• _Requirement_
The records below need retyping in full; give them again exactly.

• _Information given_
>>>
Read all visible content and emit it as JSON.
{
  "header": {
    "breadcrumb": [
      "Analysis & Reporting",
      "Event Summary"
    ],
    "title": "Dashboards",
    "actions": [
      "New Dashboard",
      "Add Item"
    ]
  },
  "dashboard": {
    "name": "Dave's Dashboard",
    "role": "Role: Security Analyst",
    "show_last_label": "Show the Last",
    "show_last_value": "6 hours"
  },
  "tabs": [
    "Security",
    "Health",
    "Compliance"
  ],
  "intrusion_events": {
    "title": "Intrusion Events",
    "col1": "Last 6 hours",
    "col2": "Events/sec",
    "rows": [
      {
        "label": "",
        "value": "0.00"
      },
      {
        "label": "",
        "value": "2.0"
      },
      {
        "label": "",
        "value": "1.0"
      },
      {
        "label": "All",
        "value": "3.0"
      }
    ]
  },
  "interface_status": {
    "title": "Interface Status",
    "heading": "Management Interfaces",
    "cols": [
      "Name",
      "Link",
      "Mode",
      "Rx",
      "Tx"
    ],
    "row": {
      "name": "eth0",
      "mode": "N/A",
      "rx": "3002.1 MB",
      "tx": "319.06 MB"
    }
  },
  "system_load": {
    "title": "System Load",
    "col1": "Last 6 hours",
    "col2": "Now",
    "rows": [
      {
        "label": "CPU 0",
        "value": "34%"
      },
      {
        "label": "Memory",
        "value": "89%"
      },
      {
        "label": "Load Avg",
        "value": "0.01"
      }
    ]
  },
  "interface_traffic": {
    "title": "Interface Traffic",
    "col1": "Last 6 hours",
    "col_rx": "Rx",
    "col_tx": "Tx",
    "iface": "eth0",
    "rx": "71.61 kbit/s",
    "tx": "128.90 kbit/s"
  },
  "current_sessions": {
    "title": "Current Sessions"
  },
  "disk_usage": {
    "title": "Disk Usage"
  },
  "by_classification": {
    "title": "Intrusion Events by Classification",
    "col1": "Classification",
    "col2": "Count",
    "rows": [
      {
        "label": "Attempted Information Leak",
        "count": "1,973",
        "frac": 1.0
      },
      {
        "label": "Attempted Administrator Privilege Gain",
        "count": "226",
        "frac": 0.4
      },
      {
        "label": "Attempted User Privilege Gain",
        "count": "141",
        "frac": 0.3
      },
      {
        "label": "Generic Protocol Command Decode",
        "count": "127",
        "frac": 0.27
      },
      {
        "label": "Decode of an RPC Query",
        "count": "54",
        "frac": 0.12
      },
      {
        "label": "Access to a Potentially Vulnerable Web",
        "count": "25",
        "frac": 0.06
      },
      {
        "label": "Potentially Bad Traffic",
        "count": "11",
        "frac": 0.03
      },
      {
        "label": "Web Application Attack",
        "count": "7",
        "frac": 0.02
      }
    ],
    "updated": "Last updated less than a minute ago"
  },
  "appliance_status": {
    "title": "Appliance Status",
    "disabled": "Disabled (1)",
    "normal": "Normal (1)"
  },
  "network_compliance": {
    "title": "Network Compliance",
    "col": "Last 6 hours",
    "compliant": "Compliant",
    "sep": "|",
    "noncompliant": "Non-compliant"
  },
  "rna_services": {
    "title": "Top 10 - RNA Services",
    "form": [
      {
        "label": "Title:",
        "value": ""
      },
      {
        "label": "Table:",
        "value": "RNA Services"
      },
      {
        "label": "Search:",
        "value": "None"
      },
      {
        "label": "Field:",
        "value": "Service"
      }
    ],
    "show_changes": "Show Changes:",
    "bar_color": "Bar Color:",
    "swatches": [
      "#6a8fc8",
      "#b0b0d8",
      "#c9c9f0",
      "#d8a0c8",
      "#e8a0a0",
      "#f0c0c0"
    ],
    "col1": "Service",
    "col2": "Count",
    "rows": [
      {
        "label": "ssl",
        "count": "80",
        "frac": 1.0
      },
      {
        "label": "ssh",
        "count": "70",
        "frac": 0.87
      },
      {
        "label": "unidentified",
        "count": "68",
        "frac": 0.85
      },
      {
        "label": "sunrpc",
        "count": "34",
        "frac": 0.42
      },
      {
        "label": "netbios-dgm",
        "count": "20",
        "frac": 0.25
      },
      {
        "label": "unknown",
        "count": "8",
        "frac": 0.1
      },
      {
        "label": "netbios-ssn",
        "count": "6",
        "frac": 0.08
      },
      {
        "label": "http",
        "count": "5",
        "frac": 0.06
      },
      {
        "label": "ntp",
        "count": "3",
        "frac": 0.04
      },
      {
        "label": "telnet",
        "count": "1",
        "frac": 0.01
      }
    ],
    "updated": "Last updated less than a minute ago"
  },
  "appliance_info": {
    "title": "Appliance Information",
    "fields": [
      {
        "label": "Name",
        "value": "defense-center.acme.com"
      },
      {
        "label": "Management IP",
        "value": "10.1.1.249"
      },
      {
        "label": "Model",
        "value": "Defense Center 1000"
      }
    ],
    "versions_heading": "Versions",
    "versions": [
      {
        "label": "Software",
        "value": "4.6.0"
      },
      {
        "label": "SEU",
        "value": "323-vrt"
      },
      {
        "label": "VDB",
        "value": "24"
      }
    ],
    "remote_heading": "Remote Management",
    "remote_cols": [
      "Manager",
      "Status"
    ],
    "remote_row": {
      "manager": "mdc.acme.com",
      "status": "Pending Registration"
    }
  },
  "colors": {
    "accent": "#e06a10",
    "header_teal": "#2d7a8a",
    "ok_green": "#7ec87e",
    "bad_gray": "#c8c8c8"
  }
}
<<<
• _Solution below_
Read all visible content and emit it as JSON.
{
  "header": {
    "breadcrumb": [
      "Analysis & Reporting",
      "Event Summary"
    ],
    "title": "Dashboards",
    "actions": [
      "New Dashboard",
      "Add Item"
    ]
  },
  "dashboard": {
    "name": "Dave's Dashboard",
    "role": "Role: Security Analyst",
    "show_last_label": "Show the Last",
    "show_last_value": "6 hours"
  },
  "tabs": [
    "Security",
    "Health",
    "Compliance"
  ],
  "intrusion_events": {
    "title": "Intrusion Events",
    "col1": "Last 6 hours",
    "col2": "Events/sec",
    "rows": [
      {
        "label": "",
        "value": "0.00"
      },
      {
        "label": "",
        "value": "2.0"
      },
      {
        "label": "",
        "value": "1.0"
      },
      {
        "label": "All",
        "value": "3.0"
      }
    ]
  },
  "interface_status": {
    "title": "Interface Status",
    "heading": "Management Interfaces",
    "cols": [
      "Name",
      "Link",
      "Mode",
      "Rx",
      "Tx"
    ],
    "row": {
      "name": "eth0",
      "mode": "N/A",
      "rx": "3002.1 MB",
      "tx": "319.06 MB"
    }
  },
  "system_load": {
    "title": "System Load",
    "col1": "Last 6 hours",
    "col2": "Now",
    "rows": [
      {
        "label": "CPU 0",
        "value": "34%"
      },
      {
        "label": "Memory",
        "value": "89%"
      },
      {
        "label": "Load Avg",
        "value": "0.01"
      }
    ]
  },
  "interface_traffic": {
    "title": "Interface Traffic",
    "col1": "Last 6 hours",
    "col_rx": "Rx",
    "col_tx": "Tx",
    "iface": "eth0",
    "rx": "71.61 kbit/s",
    "tx": "128.90 kbit/s"
  },
  "current_sessions": {
    "title": "Current Sessions"
  },
  "disk_usage": {
    "title": "Disk Usage"
  },
  "by_classification": {
    "title": "Intrusion Events by Classification",
    "col1": "Classification",
    "col2": "Count",
    "rows": [
      {
        "label": "Attempted Information Leak",
        "count": "1,973",
        "frac": 1.0
      },
      {
        "label": "Attempted Administrator Privilege Gain",
        "count": "226",
        "frac": 0.4
      },
      {
        "label": "Attempted User Privilege Gain",
        "count": "141",
        "frac": 0.3
      },
      {
        "label": "Generic Protocol Command Decode",
        "count": "127",
        "frac": 0.27
      },
      {
        "label": "Decode of an RPC Query",
        "count": "54",
        "frac": 0.12
      },
      {
        "label": "Access to a Potentially Vulnerable Web",
        "count": "25",
        "frac": 0.06
      },
      {
        "label": "Potentially Bad Traffic",
        "count": "11",
        "frac": 0.03
      },
      {
        "label": "Web Application Attack",
        "count": "7",
        "frac": 0.02
      }
    ],
    "updated": "Last updated less than a minute ago"
  },
  "appliance_status": {
    "title": "Appliance Status",
    "disabled": "Disabled (1)",
    "normal": "Normal (1)"
  },
  "network_compliance": {
    "title": "Network Compliance",
    "col": "Last 6 hours",
    "compliant": "Compliant",
    "sep": "|",
    "noncompliant": "Non-compliant"
  },
  "rna_services": {
    "title": "Top 10 - RNA Services",
    "form": [
      {
        "label": "Title:",
        "value": ""
      },
      {
        "label": "Table:",
        "value": "RNA Services"
      },
      {
        "label": "Search:",
        "value": "None"
      },
      {
        "label": "Field:",
        "value": "Service"
      }
    ],
    "show_changes": "Show Changes:",
    "bar_color": "Bar Color:",
    "swatches": [
      "#6a8fc8",
      "#b0b0d8",
      "#c9c9f0",
      "#d8a0c8",
      "#e8a0a0",
      "#f0c0c0"
    ],
    "col1": "Service",
    "col2": "Count",
    "rows": [
      {
        "label": "ssl",
        "count": "80",
        "frac": 1.0
      },
      {
        "label": "ssh",
        "count": "70",
        "frac": 0.87
      },
      {
        "label": "unidentified",
        "count": "68",
        "frac": 0.85
      },
      {
        "label": "sunrpc",
        "count": "34",
        "frac": 0.42
      },
      {
        "label": "netbios-dgm",
        "count": "20",
        "frac": 0.25
      },
      {
        "label": "unknown",
        "count": "8",
        "frac": 0.1
      },
      {
        "label": "netbios-ssn",
        "count": "6",
        "frac": 0.08
      },
      {
        "label": "http",
        "count": "5",
        "frac": 0.06
      },
      {
        "label": "ntp",
        "count": "3",
        "frac": 0.04
      },
      {
        "label": "telnet",
        "count": "1",
        "frac": 0.01
      }
    ],
    "updated": "Last updated less than a minute ago"
  },
  "appliance_info": {
    "title": "Appliance Information",
    "fields": [
      {
        "label": "Name",
        "value": "defense-center.acme.com"
      },
      {
        "label": "Management IP",
        "value": "10.1.1.249"
      },
      {
        "label": "Model",
        "value": "Defense Center 1000"
      }
    ],
    "versions_heading": "Versions",
    "versions": [
      {
        "label": "Software",
        "value": "4.6.0"
      },
      {
        "label": "SEU",
        "value": "323-vrt"
      },
      {
        "label": "VDB",
        "value": "24"
      }
    ],
    "remote_heading": "Remote Management",
    "remote_cols": [
      "Manager",
      "Status"
    ],
    "remote_row": {
      "manager": "mdc.acme.com",
      "status": "Pending Registration"
    }
  },
  "colors": {
    "accent": "#e06a10",
    "header_teal": "#2d7a8a",
    "ok_green": "#7ec87e",
    "bad_gray": "#c8c8c8"
  }
}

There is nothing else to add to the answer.